EXERCISE REQUIREMENTS:
Find the lines of data that contain the string "JSON", then list them.

━━━━━ INFORMATION SHOWN ━━━━━

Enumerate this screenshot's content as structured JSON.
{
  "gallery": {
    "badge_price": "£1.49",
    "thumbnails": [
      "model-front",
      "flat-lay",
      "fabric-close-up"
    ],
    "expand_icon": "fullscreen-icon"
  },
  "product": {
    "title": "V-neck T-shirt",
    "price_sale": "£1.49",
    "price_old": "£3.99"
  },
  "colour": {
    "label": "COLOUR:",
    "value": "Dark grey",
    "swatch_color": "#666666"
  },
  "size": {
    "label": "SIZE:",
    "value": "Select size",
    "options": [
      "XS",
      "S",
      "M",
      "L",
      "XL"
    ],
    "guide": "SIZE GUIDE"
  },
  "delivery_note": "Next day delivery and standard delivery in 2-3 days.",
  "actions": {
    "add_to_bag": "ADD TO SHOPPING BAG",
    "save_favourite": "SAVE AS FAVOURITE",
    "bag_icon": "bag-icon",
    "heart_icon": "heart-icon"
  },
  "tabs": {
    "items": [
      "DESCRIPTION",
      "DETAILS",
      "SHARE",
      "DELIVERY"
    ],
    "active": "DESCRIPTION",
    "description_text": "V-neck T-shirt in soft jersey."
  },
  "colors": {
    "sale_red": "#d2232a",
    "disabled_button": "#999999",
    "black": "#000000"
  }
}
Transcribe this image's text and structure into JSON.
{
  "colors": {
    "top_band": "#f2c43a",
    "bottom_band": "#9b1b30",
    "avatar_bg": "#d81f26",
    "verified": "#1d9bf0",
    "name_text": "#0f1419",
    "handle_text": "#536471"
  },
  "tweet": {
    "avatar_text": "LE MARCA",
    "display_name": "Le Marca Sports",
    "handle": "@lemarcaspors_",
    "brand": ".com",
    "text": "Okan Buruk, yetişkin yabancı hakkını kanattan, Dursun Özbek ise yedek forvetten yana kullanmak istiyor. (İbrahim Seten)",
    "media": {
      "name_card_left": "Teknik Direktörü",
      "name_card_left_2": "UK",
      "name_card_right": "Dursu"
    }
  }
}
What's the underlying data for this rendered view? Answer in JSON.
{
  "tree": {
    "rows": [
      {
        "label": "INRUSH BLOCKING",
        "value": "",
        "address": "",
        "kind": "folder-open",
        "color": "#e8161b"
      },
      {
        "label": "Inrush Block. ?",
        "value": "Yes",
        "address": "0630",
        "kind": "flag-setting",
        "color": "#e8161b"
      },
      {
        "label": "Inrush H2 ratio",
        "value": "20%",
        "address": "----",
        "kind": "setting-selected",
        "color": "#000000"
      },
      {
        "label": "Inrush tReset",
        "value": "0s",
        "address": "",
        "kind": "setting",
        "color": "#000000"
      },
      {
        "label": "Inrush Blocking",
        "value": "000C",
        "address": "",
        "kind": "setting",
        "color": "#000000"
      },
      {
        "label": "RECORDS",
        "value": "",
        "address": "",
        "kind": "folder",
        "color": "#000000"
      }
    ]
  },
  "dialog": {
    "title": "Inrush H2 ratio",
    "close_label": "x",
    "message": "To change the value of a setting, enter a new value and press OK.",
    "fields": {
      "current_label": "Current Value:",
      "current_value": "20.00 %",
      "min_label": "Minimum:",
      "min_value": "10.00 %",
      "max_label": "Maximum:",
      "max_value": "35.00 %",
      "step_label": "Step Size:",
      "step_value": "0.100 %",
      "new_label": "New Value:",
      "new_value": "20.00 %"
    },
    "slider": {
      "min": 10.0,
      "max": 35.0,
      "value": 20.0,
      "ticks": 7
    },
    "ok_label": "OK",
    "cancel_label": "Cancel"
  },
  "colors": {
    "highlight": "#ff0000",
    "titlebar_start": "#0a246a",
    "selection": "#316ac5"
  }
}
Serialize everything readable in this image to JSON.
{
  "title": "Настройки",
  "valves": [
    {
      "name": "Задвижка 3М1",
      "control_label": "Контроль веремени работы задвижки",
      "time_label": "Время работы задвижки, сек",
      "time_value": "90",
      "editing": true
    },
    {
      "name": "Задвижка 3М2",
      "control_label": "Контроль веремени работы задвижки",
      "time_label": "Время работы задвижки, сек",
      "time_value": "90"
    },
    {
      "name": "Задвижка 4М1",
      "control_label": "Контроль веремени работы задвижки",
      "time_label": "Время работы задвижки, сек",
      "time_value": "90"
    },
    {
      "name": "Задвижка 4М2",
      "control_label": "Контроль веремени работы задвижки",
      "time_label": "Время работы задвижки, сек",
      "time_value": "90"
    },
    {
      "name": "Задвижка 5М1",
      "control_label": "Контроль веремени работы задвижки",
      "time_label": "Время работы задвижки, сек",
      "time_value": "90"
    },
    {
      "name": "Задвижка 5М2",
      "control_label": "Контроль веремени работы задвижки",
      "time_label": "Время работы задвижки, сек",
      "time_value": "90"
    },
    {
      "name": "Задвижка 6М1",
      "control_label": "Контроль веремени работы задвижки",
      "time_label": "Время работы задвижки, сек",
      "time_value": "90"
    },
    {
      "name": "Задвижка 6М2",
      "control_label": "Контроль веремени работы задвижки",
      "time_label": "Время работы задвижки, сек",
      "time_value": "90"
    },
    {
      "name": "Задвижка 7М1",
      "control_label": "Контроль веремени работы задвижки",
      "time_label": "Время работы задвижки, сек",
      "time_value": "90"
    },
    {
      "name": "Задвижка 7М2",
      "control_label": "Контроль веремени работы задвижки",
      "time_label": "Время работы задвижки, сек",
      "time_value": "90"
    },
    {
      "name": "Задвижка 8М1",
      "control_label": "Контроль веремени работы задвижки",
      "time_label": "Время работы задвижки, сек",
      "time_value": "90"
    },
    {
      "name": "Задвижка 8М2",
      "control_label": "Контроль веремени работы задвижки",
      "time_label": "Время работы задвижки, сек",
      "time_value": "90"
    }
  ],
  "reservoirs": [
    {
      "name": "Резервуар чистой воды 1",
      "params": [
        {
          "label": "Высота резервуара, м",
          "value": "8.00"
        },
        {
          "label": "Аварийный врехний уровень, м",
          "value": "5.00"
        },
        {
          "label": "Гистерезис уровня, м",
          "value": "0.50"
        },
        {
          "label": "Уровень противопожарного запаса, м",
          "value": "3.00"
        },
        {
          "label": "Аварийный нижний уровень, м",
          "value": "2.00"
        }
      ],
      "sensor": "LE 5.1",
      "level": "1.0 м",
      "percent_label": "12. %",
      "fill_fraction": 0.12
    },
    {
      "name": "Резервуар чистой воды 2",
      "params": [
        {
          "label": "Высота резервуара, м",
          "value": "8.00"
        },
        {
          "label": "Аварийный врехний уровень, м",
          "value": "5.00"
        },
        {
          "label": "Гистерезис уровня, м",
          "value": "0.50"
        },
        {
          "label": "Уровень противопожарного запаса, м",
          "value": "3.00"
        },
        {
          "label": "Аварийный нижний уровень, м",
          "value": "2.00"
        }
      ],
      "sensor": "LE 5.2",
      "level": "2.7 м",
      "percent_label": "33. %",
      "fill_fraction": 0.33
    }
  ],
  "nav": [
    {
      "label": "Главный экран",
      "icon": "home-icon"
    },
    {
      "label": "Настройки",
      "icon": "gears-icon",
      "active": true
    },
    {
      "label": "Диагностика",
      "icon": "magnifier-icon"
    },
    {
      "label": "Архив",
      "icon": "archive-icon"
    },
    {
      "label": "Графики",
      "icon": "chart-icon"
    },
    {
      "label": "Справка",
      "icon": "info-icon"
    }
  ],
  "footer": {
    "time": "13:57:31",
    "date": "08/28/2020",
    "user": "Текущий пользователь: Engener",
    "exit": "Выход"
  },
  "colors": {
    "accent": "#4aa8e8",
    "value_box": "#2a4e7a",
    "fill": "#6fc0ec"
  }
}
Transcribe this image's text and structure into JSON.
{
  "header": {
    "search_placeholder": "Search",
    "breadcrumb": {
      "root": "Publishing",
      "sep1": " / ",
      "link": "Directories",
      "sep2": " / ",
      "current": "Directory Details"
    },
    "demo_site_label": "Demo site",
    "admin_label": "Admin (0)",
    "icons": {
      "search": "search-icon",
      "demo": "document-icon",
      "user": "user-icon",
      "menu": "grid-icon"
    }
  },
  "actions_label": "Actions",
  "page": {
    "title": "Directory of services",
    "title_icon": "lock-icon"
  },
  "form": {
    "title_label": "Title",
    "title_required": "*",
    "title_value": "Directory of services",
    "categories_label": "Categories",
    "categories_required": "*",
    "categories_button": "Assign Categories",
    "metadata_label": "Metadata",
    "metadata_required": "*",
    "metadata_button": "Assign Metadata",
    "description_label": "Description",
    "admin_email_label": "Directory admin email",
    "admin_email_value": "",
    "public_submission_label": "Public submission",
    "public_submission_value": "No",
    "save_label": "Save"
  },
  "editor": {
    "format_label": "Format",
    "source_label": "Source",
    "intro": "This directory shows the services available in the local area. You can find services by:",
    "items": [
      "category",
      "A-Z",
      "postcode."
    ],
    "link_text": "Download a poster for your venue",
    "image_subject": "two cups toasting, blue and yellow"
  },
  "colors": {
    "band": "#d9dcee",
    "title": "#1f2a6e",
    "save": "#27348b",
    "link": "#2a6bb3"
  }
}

━━━━━

RIGHT ANSWER:
Enumerate this screenshot's content as structured JSON.
Transcribe this image's text and structure into JSON.
What's the underlying data for this rendered view? Answer in JSON.
Serialize everything readable in this image to JSON.
Transcribe this image's text and structure into JSON.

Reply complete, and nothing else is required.